■ ITEMS
····················
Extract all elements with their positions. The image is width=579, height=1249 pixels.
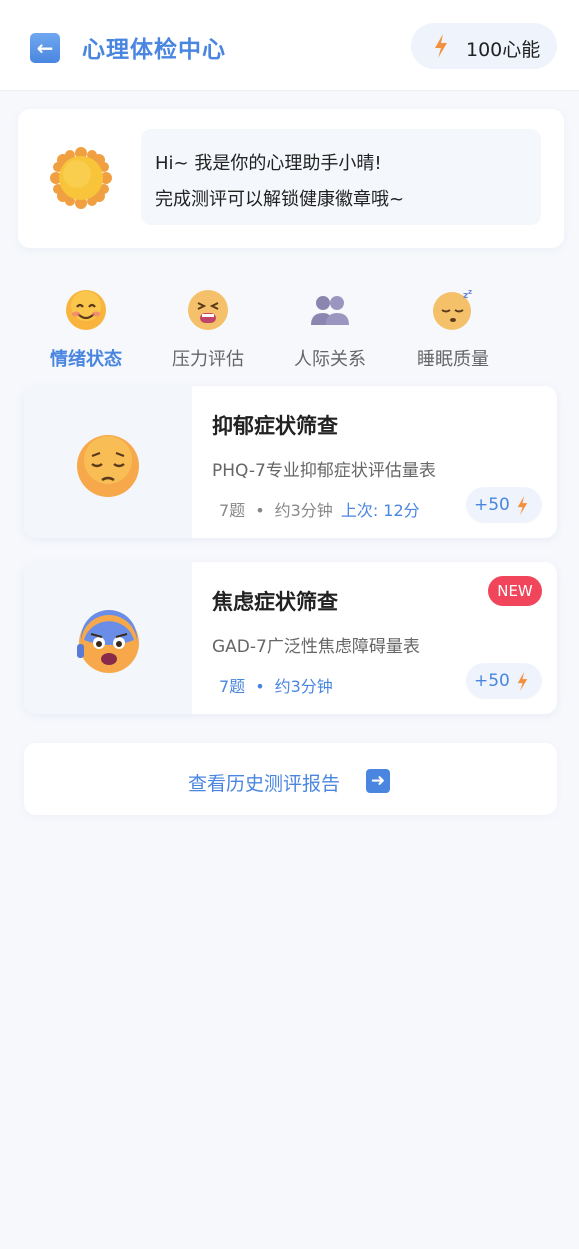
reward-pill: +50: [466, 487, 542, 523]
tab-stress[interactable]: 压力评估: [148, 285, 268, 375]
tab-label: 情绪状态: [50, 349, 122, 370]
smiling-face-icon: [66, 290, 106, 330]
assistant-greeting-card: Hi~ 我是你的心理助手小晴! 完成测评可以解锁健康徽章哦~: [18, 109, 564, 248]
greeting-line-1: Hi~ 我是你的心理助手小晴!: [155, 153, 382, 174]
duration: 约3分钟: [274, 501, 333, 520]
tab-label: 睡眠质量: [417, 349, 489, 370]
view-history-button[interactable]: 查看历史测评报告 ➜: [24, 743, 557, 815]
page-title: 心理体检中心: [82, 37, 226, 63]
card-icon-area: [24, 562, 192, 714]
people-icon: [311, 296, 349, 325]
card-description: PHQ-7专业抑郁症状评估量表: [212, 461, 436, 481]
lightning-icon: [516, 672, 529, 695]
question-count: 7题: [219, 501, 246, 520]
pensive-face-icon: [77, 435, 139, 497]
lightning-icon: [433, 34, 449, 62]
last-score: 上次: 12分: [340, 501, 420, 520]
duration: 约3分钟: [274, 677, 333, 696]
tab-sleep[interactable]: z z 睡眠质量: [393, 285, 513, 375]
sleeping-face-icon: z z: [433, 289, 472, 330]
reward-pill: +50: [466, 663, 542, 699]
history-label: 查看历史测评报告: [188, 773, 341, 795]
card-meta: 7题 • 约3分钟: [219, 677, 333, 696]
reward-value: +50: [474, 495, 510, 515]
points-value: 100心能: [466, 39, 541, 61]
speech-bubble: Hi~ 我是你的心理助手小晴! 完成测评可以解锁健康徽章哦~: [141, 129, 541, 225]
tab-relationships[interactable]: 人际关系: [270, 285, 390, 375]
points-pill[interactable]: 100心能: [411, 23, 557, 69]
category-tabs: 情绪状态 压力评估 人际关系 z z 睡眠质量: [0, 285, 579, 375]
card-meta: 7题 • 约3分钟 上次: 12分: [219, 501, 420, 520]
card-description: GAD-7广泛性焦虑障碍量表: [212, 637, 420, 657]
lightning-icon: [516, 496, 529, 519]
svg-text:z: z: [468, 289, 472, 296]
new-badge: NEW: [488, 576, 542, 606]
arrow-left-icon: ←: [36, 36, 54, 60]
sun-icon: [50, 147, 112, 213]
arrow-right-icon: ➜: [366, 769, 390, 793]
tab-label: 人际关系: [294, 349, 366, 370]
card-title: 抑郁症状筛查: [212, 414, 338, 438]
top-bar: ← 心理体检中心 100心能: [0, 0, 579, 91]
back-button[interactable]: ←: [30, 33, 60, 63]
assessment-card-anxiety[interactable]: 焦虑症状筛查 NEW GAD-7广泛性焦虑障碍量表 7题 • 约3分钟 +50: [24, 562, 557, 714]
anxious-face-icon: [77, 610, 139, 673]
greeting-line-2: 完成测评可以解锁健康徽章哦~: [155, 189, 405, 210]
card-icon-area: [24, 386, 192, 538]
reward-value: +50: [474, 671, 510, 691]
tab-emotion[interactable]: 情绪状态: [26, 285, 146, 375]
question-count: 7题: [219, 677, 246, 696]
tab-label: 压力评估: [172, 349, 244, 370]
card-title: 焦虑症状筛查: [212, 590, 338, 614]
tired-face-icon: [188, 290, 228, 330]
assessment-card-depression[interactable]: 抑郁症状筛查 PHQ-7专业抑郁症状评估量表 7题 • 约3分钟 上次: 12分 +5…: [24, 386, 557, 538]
····················
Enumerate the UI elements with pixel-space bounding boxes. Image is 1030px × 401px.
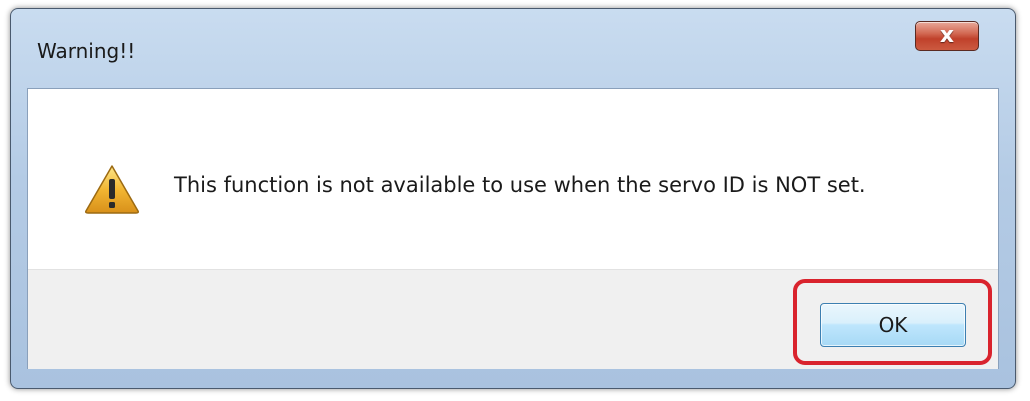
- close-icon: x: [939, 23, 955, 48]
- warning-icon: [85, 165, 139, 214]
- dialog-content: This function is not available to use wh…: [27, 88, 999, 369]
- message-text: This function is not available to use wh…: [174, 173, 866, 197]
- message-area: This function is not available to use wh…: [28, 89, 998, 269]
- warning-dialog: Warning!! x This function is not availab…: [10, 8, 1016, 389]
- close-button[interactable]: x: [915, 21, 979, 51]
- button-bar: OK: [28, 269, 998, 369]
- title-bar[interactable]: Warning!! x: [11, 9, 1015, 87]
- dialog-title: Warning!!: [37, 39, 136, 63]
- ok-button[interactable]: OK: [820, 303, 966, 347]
····················
Which lines in the material contain the string "完成测评可以解锁健康徽章哦"? Copy each such line, and treat the match as case-sensitive.

assistant-greeting-card: Hi~ 我是你的心理助手小晴! 完成测评可以解锁健康徽章哦~: [18, 109, 564, 248]
speech-bubble: Hi~ 我是你的心理助手小晴! 完成测评可以解锁健康徽章哦~: [141, 129, 541, 225]
greeting-line-2: 完成测评可以解锁健康徽章哦~: [155, 189, 405, 210]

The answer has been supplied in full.